◆ **YOUR OBJECTIVE**: Each line containing the word "требованиям" needs to be copied.

◆ **Extracted data entries**:
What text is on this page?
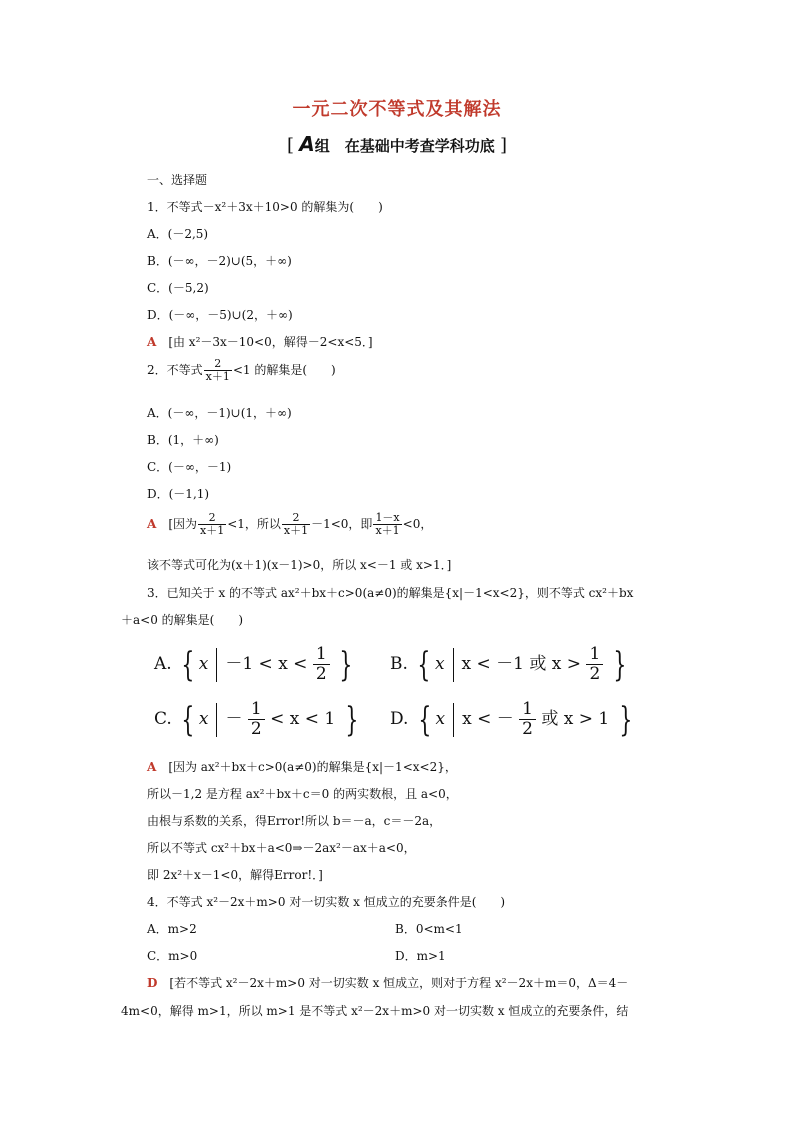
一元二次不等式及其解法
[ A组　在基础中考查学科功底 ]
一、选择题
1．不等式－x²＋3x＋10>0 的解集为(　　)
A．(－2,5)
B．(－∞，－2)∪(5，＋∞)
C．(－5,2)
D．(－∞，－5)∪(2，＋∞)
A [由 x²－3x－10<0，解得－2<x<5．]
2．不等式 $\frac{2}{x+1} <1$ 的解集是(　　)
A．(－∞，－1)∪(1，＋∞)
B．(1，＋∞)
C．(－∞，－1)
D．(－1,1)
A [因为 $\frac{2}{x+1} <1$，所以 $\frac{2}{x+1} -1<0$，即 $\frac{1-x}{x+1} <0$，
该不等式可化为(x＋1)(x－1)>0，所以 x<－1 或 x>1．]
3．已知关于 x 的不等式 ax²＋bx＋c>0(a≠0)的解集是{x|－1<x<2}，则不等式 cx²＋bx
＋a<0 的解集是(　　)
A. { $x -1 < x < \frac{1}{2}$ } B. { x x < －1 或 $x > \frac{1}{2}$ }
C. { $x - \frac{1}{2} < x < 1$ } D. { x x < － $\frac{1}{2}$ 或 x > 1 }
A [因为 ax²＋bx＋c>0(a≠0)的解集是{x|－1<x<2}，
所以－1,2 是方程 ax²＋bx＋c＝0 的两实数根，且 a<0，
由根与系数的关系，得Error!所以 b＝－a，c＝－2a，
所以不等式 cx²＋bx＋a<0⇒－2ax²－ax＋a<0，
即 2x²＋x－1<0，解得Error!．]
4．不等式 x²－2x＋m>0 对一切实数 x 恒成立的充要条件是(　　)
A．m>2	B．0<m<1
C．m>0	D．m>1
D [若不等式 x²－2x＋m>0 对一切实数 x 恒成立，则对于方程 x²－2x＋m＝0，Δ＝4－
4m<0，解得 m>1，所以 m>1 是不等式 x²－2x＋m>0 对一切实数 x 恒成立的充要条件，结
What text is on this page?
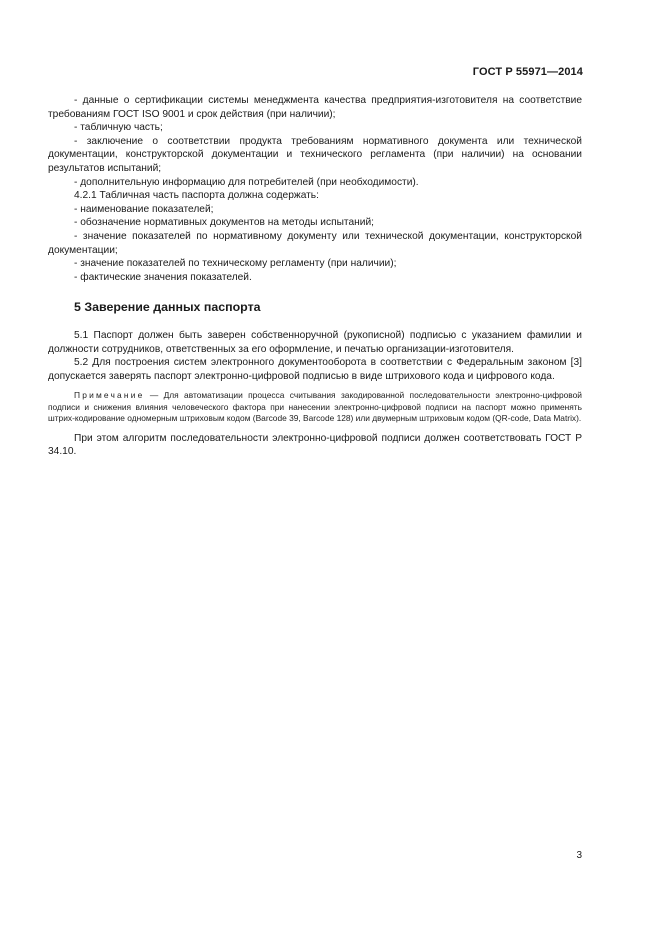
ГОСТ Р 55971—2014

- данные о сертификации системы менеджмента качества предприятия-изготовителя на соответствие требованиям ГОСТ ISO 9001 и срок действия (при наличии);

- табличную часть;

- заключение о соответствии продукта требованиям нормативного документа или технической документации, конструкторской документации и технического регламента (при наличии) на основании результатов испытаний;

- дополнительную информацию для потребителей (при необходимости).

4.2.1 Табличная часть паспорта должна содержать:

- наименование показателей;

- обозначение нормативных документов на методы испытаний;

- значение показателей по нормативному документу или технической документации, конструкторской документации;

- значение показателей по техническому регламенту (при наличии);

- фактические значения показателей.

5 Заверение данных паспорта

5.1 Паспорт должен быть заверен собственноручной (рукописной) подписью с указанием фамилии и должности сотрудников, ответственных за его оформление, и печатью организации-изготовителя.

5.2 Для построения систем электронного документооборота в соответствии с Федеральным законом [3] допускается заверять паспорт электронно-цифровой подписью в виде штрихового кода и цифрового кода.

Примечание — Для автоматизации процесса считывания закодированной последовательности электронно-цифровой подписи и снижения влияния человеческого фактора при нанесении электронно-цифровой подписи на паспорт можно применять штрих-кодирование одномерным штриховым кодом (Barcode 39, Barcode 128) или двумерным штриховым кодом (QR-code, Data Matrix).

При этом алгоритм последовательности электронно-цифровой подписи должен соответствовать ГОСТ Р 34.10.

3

---

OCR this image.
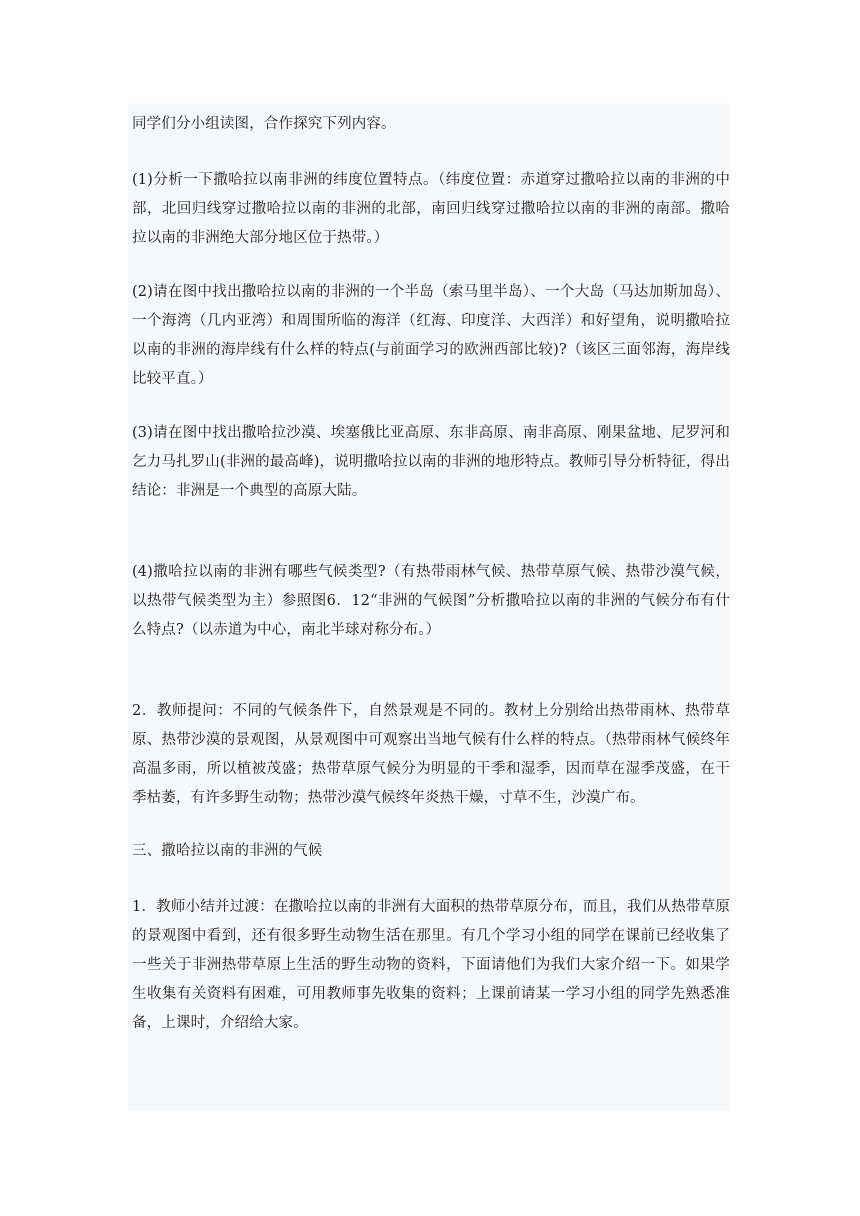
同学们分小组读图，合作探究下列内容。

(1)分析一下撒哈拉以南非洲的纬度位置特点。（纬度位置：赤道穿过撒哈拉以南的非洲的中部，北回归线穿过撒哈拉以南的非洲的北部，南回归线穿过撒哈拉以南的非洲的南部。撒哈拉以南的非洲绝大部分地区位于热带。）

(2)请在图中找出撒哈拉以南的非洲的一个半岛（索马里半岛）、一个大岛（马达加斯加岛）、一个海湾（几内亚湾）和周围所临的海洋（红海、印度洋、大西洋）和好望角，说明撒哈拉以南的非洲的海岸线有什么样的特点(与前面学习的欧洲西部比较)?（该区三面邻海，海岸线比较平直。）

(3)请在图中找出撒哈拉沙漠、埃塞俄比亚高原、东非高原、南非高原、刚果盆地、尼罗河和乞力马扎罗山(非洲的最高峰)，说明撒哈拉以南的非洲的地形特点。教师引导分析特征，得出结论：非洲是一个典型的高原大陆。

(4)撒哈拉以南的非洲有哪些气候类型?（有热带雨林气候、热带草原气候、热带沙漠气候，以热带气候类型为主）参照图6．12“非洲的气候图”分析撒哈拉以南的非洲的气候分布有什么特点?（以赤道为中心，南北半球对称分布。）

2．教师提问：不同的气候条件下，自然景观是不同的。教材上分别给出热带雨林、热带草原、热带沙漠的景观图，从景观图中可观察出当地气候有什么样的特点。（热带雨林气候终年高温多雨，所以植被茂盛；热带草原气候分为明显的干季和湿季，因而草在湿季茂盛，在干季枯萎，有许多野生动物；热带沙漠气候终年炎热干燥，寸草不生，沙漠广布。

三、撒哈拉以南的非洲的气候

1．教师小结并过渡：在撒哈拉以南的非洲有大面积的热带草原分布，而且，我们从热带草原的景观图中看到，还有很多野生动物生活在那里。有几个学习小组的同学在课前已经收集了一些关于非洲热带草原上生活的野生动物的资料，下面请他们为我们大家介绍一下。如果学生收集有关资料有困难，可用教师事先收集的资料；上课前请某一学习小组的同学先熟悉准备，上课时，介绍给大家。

◆ **EXERCISE RESULT**:
- данные о сертификации системы менеджмента качества предприятия-изготовителя на соответствие требованиям ГОСТ ISO 9001 и срок действия (при наличии);
- заключение о соответствии продукта требованиям нормативного документа или технической документации, конструкторской документации и технического регламента (при наличии) на основании результатов испытаний;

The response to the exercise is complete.